__What this task involves__: Filter these entries, keeping only lines that hold the word "Energy".

__Entries taken from a collection__:
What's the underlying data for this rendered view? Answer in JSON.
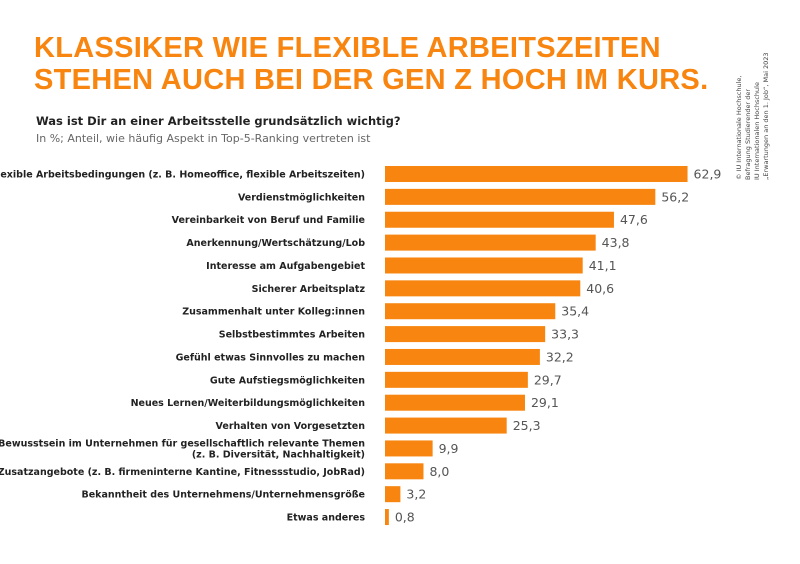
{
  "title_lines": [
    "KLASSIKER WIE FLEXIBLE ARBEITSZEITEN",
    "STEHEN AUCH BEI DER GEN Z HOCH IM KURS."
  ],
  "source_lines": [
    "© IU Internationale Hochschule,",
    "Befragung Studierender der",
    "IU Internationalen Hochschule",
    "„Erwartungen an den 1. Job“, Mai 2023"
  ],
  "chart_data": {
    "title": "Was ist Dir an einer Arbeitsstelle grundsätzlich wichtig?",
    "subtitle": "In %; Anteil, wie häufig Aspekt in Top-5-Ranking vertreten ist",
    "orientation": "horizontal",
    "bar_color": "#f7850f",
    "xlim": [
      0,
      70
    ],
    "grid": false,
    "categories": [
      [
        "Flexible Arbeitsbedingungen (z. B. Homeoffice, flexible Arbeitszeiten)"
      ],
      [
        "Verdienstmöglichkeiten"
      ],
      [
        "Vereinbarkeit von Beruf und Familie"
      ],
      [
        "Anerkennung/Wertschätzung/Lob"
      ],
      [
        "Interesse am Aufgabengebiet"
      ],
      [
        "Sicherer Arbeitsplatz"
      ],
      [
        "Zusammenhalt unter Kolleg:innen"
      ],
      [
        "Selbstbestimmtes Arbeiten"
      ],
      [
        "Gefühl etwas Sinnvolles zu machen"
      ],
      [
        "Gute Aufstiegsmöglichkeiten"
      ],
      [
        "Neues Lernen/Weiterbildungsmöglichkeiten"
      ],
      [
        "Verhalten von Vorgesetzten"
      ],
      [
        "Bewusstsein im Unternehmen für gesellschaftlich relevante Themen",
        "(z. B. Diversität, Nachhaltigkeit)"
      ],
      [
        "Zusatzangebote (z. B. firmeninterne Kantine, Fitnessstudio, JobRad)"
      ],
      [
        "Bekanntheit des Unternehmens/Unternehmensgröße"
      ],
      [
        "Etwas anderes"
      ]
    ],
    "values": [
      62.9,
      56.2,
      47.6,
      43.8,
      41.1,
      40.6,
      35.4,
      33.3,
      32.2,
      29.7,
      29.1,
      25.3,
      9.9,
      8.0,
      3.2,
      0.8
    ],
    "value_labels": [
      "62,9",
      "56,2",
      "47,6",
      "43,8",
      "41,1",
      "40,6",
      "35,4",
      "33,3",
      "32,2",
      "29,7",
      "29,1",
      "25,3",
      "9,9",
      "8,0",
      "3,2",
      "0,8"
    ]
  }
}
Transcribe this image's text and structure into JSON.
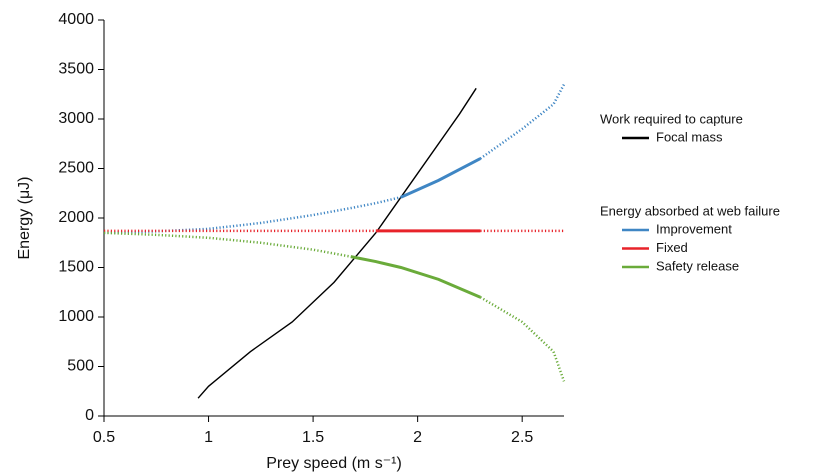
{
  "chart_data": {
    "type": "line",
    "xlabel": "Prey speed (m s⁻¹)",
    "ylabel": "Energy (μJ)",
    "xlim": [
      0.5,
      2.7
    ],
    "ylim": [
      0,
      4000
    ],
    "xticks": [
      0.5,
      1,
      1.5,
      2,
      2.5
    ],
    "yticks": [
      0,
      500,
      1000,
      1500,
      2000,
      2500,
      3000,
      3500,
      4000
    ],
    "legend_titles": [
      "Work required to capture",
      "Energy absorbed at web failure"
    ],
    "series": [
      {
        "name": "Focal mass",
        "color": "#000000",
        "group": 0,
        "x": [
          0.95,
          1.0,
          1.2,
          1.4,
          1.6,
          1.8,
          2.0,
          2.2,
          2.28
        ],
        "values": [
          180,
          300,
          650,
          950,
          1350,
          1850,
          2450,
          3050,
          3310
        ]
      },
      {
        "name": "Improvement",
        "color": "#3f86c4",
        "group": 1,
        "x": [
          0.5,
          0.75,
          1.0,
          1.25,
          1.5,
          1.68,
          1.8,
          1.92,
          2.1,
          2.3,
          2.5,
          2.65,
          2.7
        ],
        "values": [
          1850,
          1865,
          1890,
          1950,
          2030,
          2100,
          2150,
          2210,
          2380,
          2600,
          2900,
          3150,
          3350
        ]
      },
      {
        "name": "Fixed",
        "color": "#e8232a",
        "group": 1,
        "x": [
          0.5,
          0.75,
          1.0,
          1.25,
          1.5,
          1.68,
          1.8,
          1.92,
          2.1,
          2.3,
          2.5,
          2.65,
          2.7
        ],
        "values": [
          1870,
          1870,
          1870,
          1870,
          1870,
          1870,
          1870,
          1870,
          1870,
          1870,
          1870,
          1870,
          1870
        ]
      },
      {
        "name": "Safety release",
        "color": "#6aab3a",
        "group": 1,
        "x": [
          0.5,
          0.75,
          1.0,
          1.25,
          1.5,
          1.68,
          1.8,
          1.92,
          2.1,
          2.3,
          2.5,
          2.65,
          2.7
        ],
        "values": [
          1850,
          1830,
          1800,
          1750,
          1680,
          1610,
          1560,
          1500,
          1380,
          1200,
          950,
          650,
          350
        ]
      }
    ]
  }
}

__Solution below__:
    "ylabel": "Energy (μJ)",
      "Energy absorbed at web failure"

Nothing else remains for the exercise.